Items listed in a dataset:
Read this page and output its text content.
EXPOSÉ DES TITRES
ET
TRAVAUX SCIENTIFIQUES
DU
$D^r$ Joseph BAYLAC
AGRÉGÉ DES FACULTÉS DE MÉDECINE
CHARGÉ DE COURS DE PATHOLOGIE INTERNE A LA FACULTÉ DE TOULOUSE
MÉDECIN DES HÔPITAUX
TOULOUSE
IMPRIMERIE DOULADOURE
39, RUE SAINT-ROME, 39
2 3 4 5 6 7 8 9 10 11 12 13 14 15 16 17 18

- Your objective
Repeat the listing exactly, from its first line to its last.

- Full output
Read this page and output its text content.
EXPOSÉ DES TITRES
ET
TRAVAUX SCIENTIFIQUES
DU
$D^r$ Joseph BAYLAC
AGRÉGÉ DES FACULTÉS DE MÉDECINE
CHARGÉ DE COURS DE PATHOLOGIE INTERNE A LA FACULTÉ DE TOULOUSE
MÉDECIN DES HÔPITAUX
TOULOUSE
IMPRIMERIE DOULADOURE
39, RUE SAINT-ROME, 39
2 3 4 5 6 7 8 9 10 11 12 13 14 15 16 17 18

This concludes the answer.